**Provided material:**
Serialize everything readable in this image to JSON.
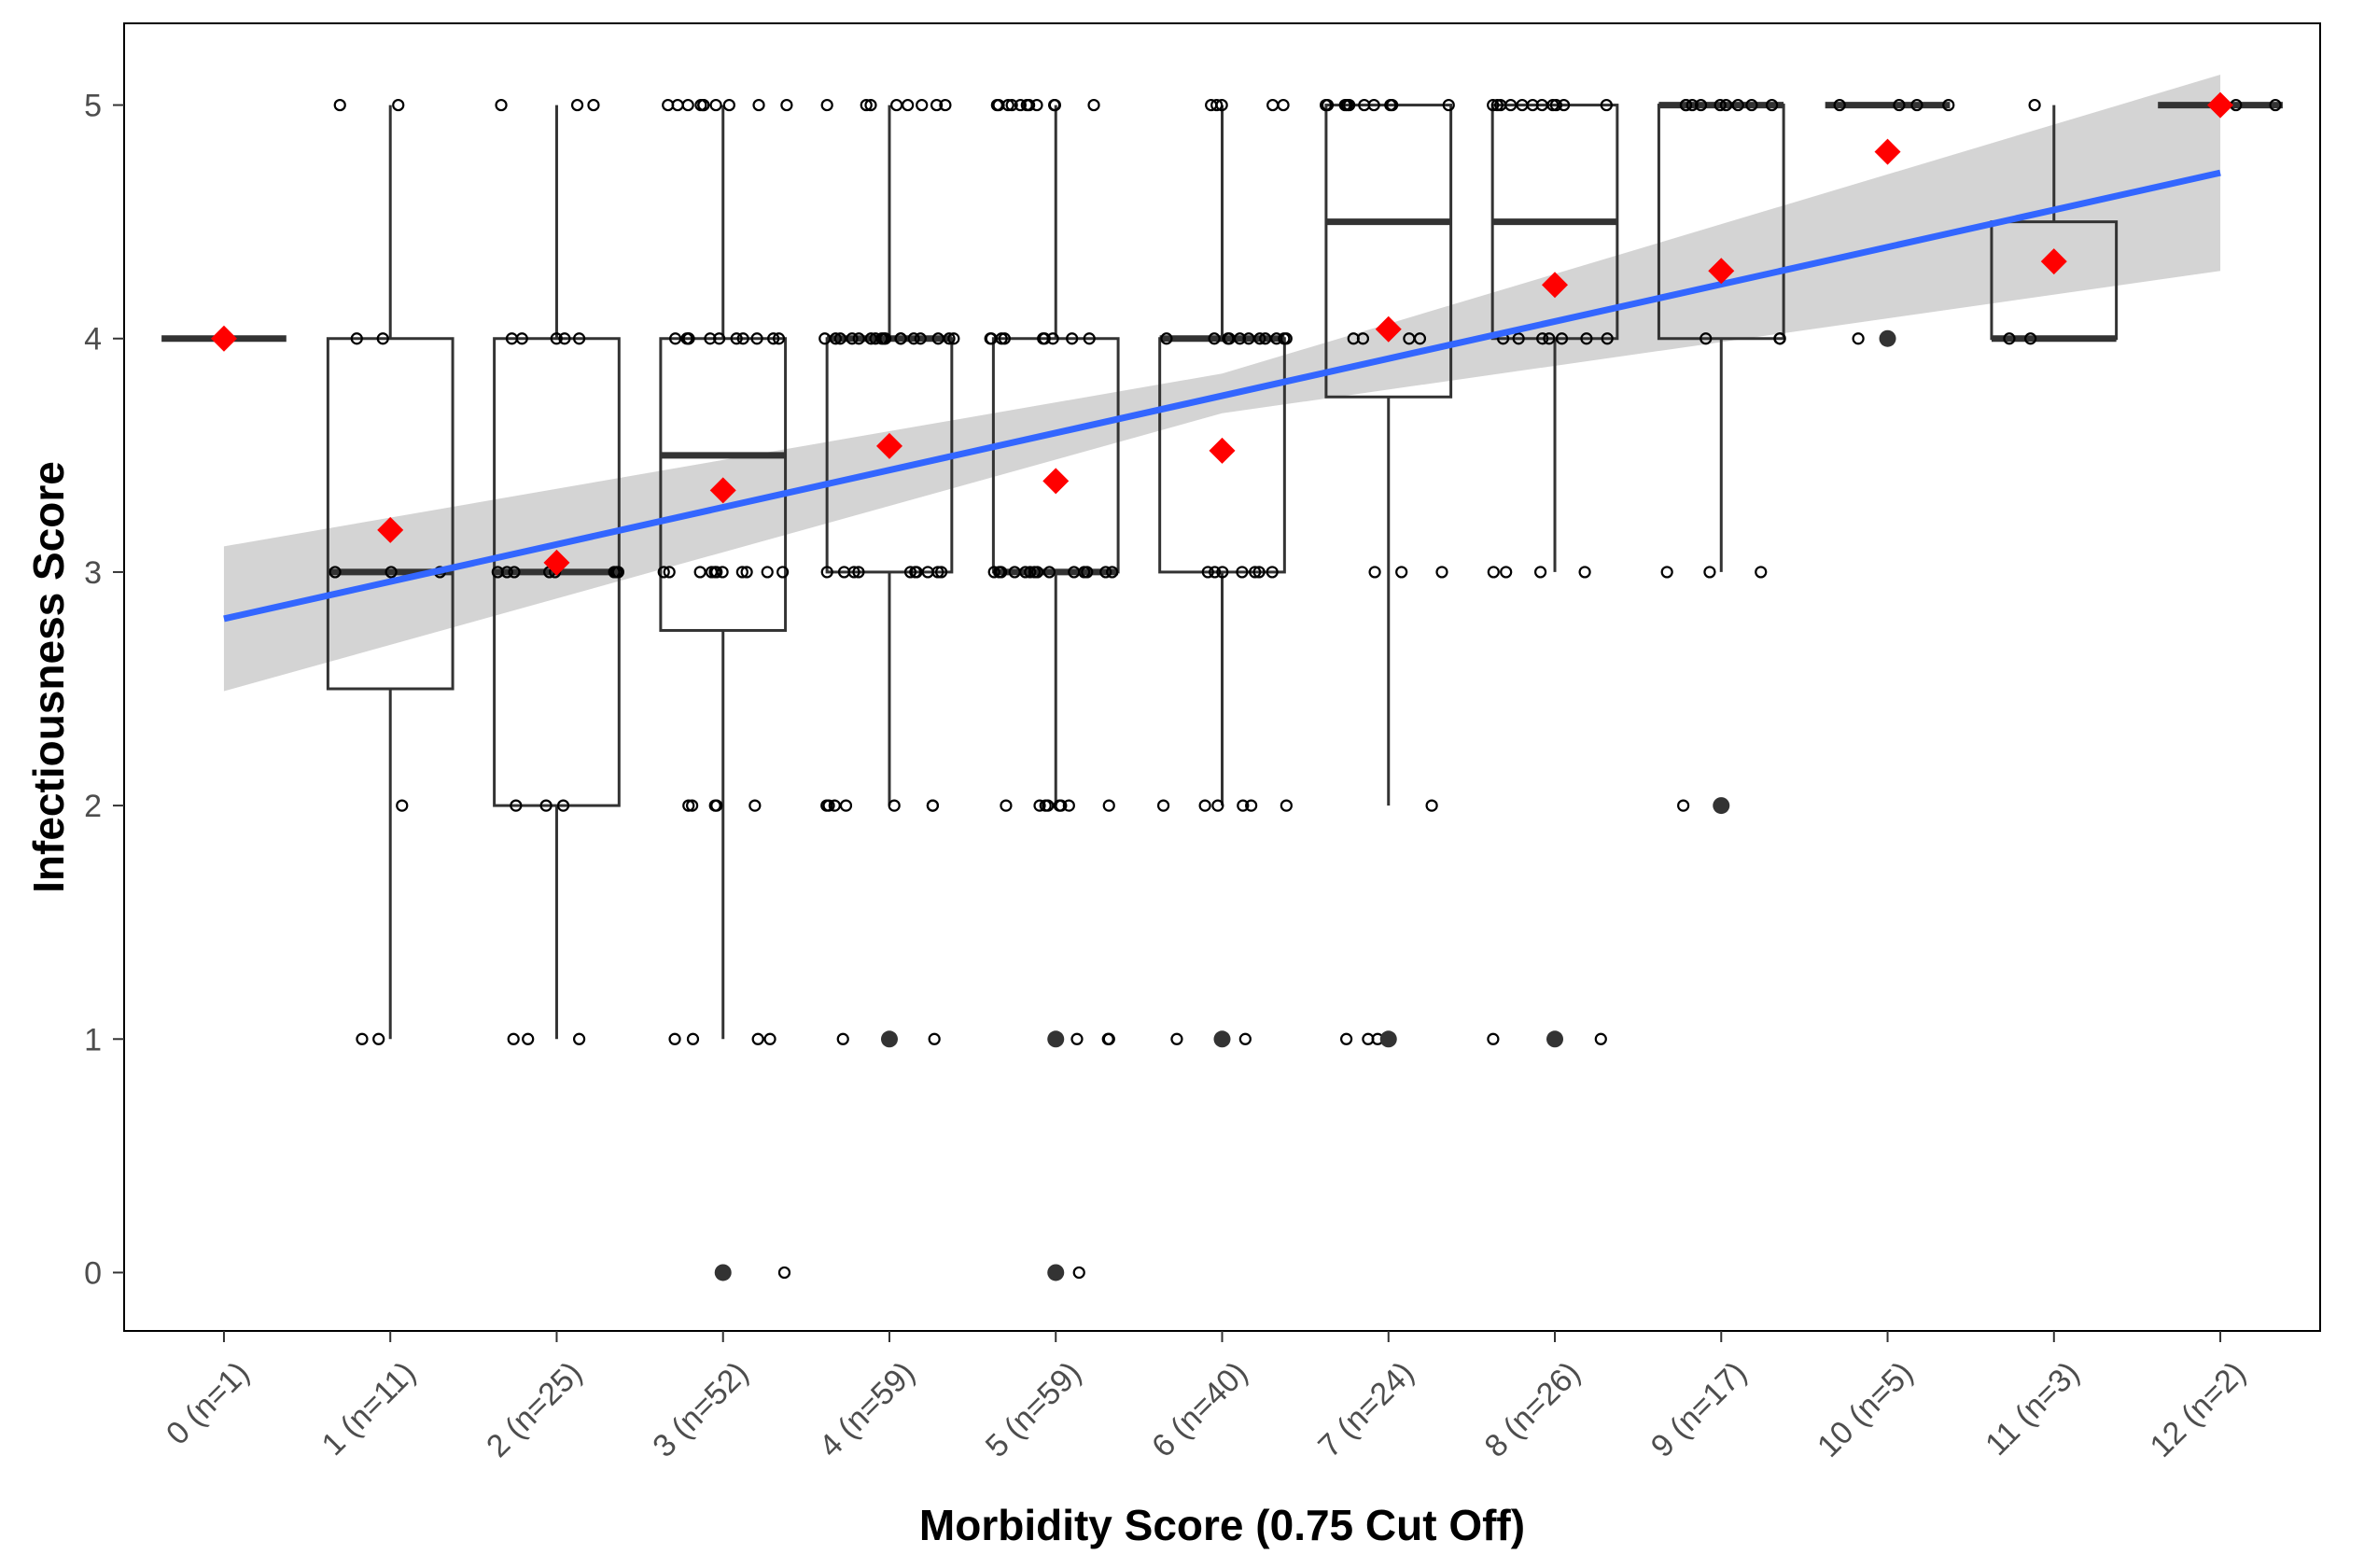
{
  "chart_data": {
    "type": "boxplot",
    "xlabel": "Morbidity Score (0.75 Cut Off)",
    "ylabel": "Infectiousness Score",
    "ylim": [
      -0.25,
      5.35
    ],
    "yticks": [
      0,
      1,
      2,
      3,
      4,
      5
    ],
    "grid": false,
    "legend": "none",
    "colors": {
      "mean": "#ff0000",
      "trend": "#3366ff",
      "ci_band": "#d4d4d4",
      "box_stroke": "#333333",
      "point": "#000000",
      "outlier": "#333333"
    },
    "categories": [
      "0 (n=1)",
      "1 (n=11)",
      "2 (n=25)",
      "3 (n=52)",
      "4 (n=59)",
      "5 (n=59)",
      "6 (n=40)",
      "7 (n=24)",
      "8 (n=26)",
      "9 (n=17)",
      "10 (n=5)",
      "11 (n=3)",
      "12 (n=2)"
    ],
    "boxes": [
      {
        "category": "0 (n=1)",
        "min": 4,
        "q1": 4,
        "median": 4,
        "q3": 4,
        "max": 4,
        "mean": 4.0,
        "outliers": []
      },
      {
        "category": "1 (n=11)",
        "min": 1,
        "q1": 2.5,
        "median": 3,
        "q3": 4,
        "max": 5,
        "mean": 3.18,
        "outliers": []
      },
      {
        "category": "2 (n=25)",
        "min": 1,
        "q1": 2,
        "median": 3,
        "q3": 4,
        "max": 5,
        "mean": 3.04,
        "outliers": []
      },
      {
        "category": "3 (n=52)",
        "min": 1,
        "q1": 2.75,
        "median": 3.5,
        "q3": 4,
        "max": 5,
        "mean": 3.35,
        "outliers": [
          0
        ]
      },
      {
        "category": "4 (n=59)",
        "min": 2,
        "q1": 3,
        "median": 4,
        "q3": 4,
        "max": 5,
        "mean": 3.54,
        "outliers": [
          1
        ]
      },
      {
        "category": "5 (n=59)",
        "min": 2,
        "q1": 3,
        "median": 3,
        "q3": 4,
        "max": 5,
        "mean": 3.39,
        "outliers": [
          1,
          0
        ]
      },
      {
        "category": "6 (n=40)",
        "min": 2,
        "q1": 3,
        "median": 4,
        "q3": 4,
        "max": 5,
        "mean": 3.52,
        "outliers": [
          1
        ]
      },
      {
        "category": "7 (n=24)",
        "min": 2,
        "q1": 3.75,
        "median": 4.5,
        "q3": 5,
        "max": 5,
        "mean": 4.04,
        "outliers": [
          1
        ]
      },
      {
        "category": "8 (n=26)",
        "min": 3,
        "q1": 4,
        "median": 4.5,
        "q3": 5,
        "max": 5,
        "mean": 4.23,
        "outliers": [
          1
        ]
      },
      {
        "category": "9 (n=17)",
        "min": 3,
        "q1": 4,
        "median": 5,
        "q3": 5,
        "max": 5,
        "mean": 4.29,
        "outliers": [
          2
        ]
      },
      {
        "category": "10 (n=5)",
        "min": 5,
        "q1": 5,
        "median": 5,
        "q3": 5,
        "max": 5,
        "mean": 4.8,
        "outliers": [
          4
        ]
      },
      {
        "category": "11 (n=3)",
        "min": 4,
        "q1": 4,
        "median": 4,
        "q3": 4.5,
        "max": 5,
        "mean": 4.33,
        "outliers": []
      },
      {
        "category": "12 (n=2)",
        "min": 5,
        "q1": 5,
        "median": 5,
        "q3": 5,
        "max": 5,
        "mean": 5.0,
        "outliers": []
      }
    ],
    "jitter_points": [
      {
        "category": "0 (n=1)",
        "values": [
          4
        ]
      },
      {
        "category": "1 (n=11)",
        "values": [
          5,
          5,
          4,
          4,
          3,
          3,
          3,
          2,
          1,
          1
        ]
      },
      {
        "category": "2 (n=25)",
        "values": [
          5,
          5,
          5,
          4,
          4,
          4,
          4,
          4,
          3,
          3,
          3,
          3,
          3,
          3,
          3,
          3,
          2,
          2,
          2,
          1,
          1,
          1
        ]
      },
      {
        "category": "3 (n=52)",
        "values": [
          5,
          5,
          5,
          5,
          5,
          5,
          5,
          5,
          5,
          5,
          4,
          4,
          4,
          4,
          4,
          4,
          4,
          4,
          4,
          4,
          4,
          3,
          3,
          3,
          3,
          3,
          3,
          3,
          3,
          3,
          3,
          3,
          3,
          2,
          2,
          2,
          2,
          2,
          1,
          1,
          1,
          1,
          0
        ]
      },
      {
        "category": "4 (n=59)",
        "values": [
          5,
          5,
          5,
          5,
          5,
          5,
          5,
          5,
          4,
          4,
          4,
          4,
          4,
          4,
          4,
          4,
          4,
          4,
          4,
          4,
          4,
          4,
          4,
          4,
          4,
          3,
          3,
          3,
          3,
          3,
          3,
          3,
          3,
          3,
          3,
          2,
          2,
          2,
          2,
          2,
          2,
          2,
          1,
          1
        ]
      },
      {
        "category": "5 (n=59)",
        "values": [
          5,
          5,
          5,
          5,
          5,
          5,
          5,
          5,
          5,
          5,
          5,
          4,
          4,
          4,
          4,
          4,
          4,
          4,
          4,
          4,
          3,
          3,
          3,
          3,
          3,
          3,
          3,
          3,
          3,
          3,
          3,
          3,
          3,
          3,
          3,
          2,
          2,
          2,
          2,
          2,
          2,
          2,
          2,
          1,
          1,
          1,
          1,
          0
        ]
      },
      {
        "category": "6 (n=40)",
        "values": [
          5,
          5,
          5,
          5,
          5,
          4,
          4,
          4,
          4,
          4,
          4,
          4,
          4,
          4,
          4,
          4,
          3,
          3,
          3,
          3,
          3,
          3,
          3,
          2,
          2,
          2,
          2,
          2,
          2,
          1,
          1
        ]
      },
      {
        "category": "7 (n=24)",
        "values": [
          5,
          5,
          5,
          5,
          5,
          5,
          5,
          5,
          5,
          5,
          4,
          4,
          4,
          4,
          3,
          3,
          3,
          2,
          1,
          1,
          1
        ]
      },
      {
        "category": "8 (n=26)",
        "values": [
          5,
          5,
          5,
          5,
          5,
          5,
          5,
          5,
          5,
          5,
          5,
          4,
          4,
          4,
          4,
          4,
          4,
          4,
          3,
          3,
          3,
          3,
          1,
          1
        ]
      },
      {
        "category": "9 (n=17)",
        "values": [
          5,
          5,
          5,
          5,
          5,
          5,
          5,
          5,
          5,
          4,
          4,
          4,
          3,
          3,
          3,
          2
        ]
      },
      {
        "category": "10 (n=5)",
        "values": [
          5,
          5,
          5,
          5,
          4
        ]
      },
      {
        "category": "11 (n=3)",
        "values": [
          5,
          4,
          4
        ]
      },
      {
        "category": "12 (n=2)",
        "values": [
          5,
          5
        ]
      }
    ],
    "trend_line": {
      "x_start": "0 (n=1)",
      "y_start": 2.8,
      "x_end": "12 (n=2)",
      "y_end": 4.71
    },
    "confidence_band": {
      "upper": [
        [
          0,
          3.11
        ],
        [
          6,
          3.85
        ],
        [
          12,
          5.13
        ]
      ],
      "lower": [
        [
          0,
          2.49
        ],
        [
          6,
          3.68
        ],
        [
          12,
          4.29
        ]
      ]
    }
  }
}
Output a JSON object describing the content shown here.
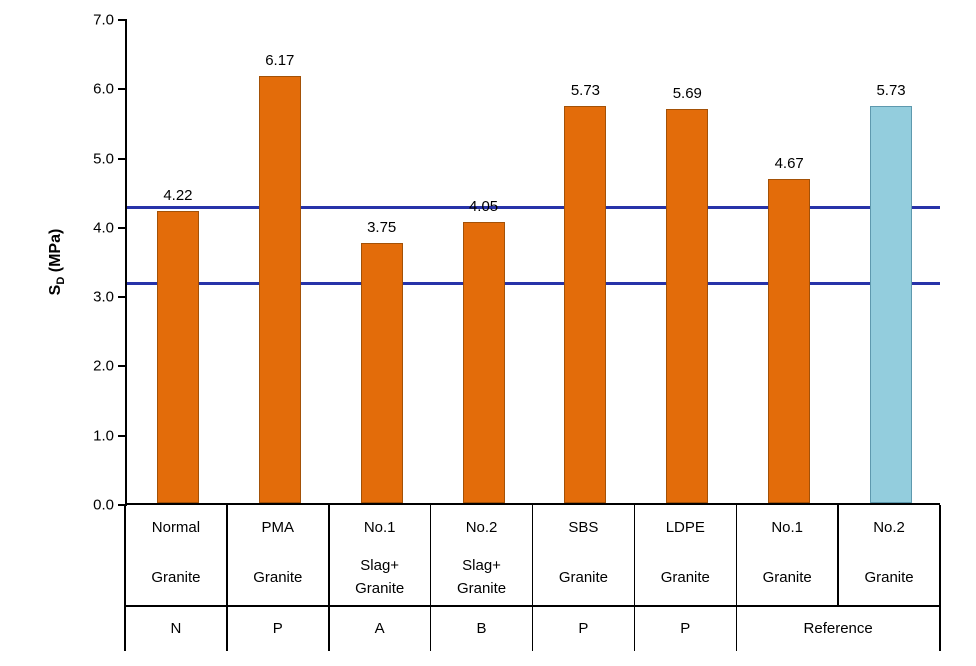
{
  "chart_data": {
    "type": "bar",
    "title": "",
    "xlabel": "",
    "ylabel": "S_D (MPa)",
    "ylabel_parts": {
      "main": "S",
      "sub": "D",
      "rest": " (MPa)"
    },
    "ylim": [
      0,
      7
    ],
    "ytick_step": 1.0,
    "yticks": [
      {
        "value": 0,
        "label": "0.0"
      },
      {
        "value": 1,
        "label": "1.0"
      },
      {
        "value": 2,
        "label": "2.0"
      },
      {
        "value": 3,
        "label": "3.0"
      },
      {
        "value": 4,
        "label": "4.0"
      },
      {
        "value": 5,
        "label": "5.0"
      },
      {
        "value": 6,
        "label": "6.0"
      },
      {
        "value": 7,
        "label": "7.0"
      }
    ],
    "categories": [
      {
        "name": "Normal",
        "sub": [
          "Granite"
        ]
      },
      {
        "name": "PMA",
        "sub": [
          "Granite"
        ]
      },
      {
        "name": "No.1",
        "sub": [
          "Slag+",
          "Granite"
        ]
      },
      {
        "name": "No.2",
        "sub": [
          "Slag+",
          "Granite"
        ]
      },
      {
        "name": "SBS",
        "sub": [
          "Granite"
        ]
      },
      {
        "name": "LDPE",
        "sub": [
          "Granite"
        ]
      },
      {
        "name": "No.1",
        "sub": [
          "Granite"
        ]
      },
      {
        "name": "No.2",
        "sub": [
          "Granite"
        ]
      }
    ],
    "groups": [
      {
        "label": "N",
        "span": 1
      },
      {
        "label": "P",
        "span": 1
      },
      {
        "label": "A",
        "span": 1
      },
      {
        "label": "B",
        "span": 1
      },
      {
        "label": "P",
        "span": 1
      },
      {
        "label": "P",
        "span": 1
      },
      {
        "label": "Reference",
        "span": 2
      }
    ],
    "values": [
      4.22,
      6.17,
      3.75,
      4.05,
      5.73,
      5.69,
      4.67,
      5.73
    ],
    "value_labels": [
      "4.22",
      "6.17",
      "3.75",
      "4.05",
      "5.73",
      "5.69",
      "4.67",
      "5.73"
    ],
    "bar_styles": [
      "orange",
      "orange",
      "orange",
      "orange",
      "orange",
      "orange",
      "orange",
      "blue"
    ],
    "reference_lines": [
      4.3,
      3.2
    ],
    "legend": "none",
    "grid": "off",
    "colors": {
      "orange_fill": "#E36C0A",
      "orange_border": "#A35107",
      "blue_fill": "#93CDDD",
      "blue_border": "#5E99AE",
      "ref_line": "#2733A9",
      "axis": "#000000",
      "text": "#000000"
    }
  }
}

**Set problem:** Write the number of lines containing the word "Score" and nothing besides it.

**Result:** 2